| Exercise objective |
Transcribe the whole mailing-list reply on the Data.Vec toList–fromList isomorphism, character for character.

#### Supplied text ####

[Agda] Re: Data.Vec toList - fromList isomorphism
Ulf Norell
ulf.norell at gmail.com
Sun Jul 20 10:19:03 CEST 2014
Not sure if you find this less awkward, but here is a different, slightly
less ad-hoc, approach (using my prelude library [1] rather than the
standard library).
open import Prelude
-- Heterogenous equality on vectors --
VecEq : ∀ {a} {A : Set a} {n m} (xs : Vec A n) (ys : Vec A m) → Set a
VecEq [] [] = ⊤′
VecEq [] (x ∷ ys) = ⊥′
VecEq (x ∷ xs) [] = ⊥′
VecEq (x ∷ xs) (y ∷ ys) = x ≡ y × VecEq xs ys
-- If vectors are equal then the lengths are equal
vecEq-len : ∀ {a} {A : Set a} {n m} (xs : Vec A n) (ys : Vec A m) →
VecEq xs ys → n ≡ m
vecEq-len [] [] heq = refl
vecEq-len [] (x ∷ ys) ()
vecEq-len (x ∷ xs) [] ()
vecEq-len (_ ∷ xs) (_ ∷ ys) (_ , heq) =
cong suc (vecEq-len xs ys heq)

#### Dataset excerpts ####

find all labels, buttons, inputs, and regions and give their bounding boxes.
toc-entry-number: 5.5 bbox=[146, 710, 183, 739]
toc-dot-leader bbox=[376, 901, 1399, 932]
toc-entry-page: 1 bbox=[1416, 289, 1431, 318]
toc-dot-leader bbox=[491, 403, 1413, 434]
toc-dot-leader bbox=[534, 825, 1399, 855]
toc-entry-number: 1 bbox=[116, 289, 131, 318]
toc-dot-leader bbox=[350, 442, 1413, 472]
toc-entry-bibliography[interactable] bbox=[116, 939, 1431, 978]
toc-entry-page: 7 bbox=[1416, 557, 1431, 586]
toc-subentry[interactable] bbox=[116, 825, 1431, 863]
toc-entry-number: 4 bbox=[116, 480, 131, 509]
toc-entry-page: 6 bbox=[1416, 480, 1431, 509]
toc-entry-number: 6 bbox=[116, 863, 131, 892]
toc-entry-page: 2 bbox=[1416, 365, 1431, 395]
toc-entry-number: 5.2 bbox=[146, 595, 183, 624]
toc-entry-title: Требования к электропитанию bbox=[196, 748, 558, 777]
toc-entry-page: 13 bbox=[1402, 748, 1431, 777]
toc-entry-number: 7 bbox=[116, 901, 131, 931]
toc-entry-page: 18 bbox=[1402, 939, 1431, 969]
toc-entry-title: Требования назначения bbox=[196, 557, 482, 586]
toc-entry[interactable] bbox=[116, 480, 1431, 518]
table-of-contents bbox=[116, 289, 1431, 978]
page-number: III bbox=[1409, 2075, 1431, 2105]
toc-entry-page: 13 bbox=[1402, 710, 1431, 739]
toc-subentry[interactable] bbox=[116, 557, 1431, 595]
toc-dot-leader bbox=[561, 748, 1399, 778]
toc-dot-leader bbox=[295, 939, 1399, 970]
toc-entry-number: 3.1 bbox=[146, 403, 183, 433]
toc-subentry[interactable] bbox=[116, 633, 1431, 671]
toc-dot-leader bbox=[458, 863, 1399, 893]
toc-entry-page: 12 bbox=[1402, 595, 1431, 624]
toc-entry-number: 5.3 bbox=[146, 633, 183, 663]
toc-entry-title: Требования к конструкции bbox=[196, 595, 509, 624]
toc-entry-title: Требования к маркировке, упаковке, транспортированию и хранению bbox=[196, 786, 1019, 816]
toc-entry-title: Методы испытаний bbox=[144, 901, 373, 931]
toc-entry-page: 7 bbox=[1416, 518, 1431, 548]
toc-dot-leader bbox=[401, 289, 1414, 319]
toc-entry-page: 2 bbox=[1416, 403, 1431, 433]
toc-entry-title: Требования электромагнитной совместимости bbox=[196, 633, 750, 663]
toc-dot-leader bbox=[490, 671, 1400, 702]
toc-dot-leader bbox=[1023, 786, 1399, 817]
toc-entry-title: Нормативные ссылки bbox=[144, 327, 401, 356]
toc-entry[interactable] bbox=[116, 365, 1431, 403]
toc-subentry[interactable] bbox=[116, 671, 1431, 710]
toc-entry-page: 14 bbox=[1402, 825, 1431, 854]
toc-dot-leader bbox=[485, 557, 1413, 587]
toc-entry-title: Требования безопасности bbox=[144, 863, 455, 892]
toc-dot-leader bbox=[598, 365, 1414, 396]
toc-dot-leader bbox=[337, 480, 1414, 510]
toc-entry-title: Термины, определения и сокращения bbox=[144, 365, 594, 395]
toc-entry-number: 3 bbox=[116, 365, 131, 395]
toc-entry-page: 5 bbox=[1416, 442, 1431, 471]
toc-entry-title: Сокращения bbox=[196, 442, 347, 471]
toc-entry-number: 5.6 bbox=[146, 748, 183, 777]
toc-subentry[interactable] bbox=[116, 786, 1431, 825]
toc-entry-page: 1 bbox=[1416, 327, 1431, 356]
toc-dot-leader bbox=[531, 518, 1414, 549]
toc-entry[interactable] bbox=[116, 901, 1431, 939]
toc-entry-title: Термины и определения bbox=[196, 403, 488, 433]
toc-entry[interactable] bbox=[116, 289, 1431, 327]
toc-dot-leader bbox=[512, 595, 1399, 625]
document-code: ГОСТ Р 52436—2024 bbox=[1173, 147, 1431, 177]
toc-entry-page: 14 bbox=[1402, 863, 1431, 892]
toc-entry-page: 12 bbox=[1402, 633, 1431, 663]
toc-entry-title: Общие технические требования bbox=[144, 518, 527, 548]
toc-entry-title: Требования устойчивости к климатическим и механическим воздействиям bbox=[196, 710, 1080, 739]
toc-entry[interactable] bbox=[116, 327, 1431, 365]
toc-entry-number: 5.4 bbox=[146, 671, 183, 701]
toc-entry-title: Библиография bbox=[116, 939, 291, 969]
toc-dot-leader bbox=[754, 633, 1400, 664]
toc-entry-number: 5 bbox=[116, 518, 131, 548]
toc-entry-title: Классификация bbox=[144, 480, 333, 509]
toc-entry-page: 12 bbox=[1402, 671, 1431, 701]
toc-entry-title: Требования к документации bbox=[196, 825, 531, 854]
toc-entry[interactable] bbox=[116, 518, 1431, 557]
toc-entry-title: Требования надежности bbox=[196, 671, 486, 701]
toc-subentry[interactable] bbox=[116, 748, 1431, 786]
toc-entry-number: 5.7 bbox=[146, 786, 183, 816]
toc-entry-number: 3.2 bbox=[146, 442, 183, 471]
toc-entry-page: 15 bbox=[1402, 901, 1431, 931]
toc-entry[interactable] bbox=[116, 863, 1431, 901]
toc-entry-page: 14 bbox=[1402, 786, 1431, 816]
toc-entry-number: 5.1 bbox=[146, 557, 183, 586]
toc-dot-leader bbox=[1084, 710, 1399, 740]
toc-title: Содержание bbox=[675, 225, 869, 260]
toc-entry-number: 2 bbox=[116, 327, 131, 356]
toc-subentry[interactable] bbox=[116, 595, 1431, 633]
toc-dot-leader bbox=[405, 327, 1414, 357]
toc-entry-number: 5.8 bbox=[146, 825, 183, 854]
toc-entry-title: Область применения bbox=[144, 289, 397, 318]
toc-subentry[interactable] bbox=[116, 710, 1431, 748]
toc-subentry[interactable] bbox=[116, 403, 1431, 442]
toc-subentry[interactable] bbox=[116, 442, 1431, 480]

####

| Finished exercise |
[Agda] Re: Data.Vec toList - fromList isomorphism
Ulf Norell
ulf.norell at gmail.com
Sun Jul 20 10:19:03 CEST 2014
Not sure if you find this less awkward, but here is a different, slightly
less ad-hoc, approach (using my prelude library [1] rather than the
standard library).
open import Prelude
-- Heterogenous equality on vectors --
VecEq : ∀ {a} {A : Set a} {n m} (xs : Vec A n) (ys : Vec A m) → Set a
VecEq [] [] = ⊤′
VecEq [] (x ∷ ys) = ⊥′
VecEq (x ∷ xs) [] = ⊥′
VecEq (x ∷ xs) (y ∷ ys) = x ≡ y × VecEq xs ys
-- If vectors are equal then the lengths are equal
vecEq-len : ∀ {a} {A : Set a} {n m} (xs : Vec A n) (ys : Vec A m) →
VecEq xs ys → n ≡ m
vecEq-len [] [] heq = refl
vecEq-len [] (x ∷ ys) ()
vecEq-len (x ∷ xs) [] ()
vecEq-len (_ ∷ xs) (_ ∷ ys) (_ , heq) =
cong suc (vecEq-len xs ys heq)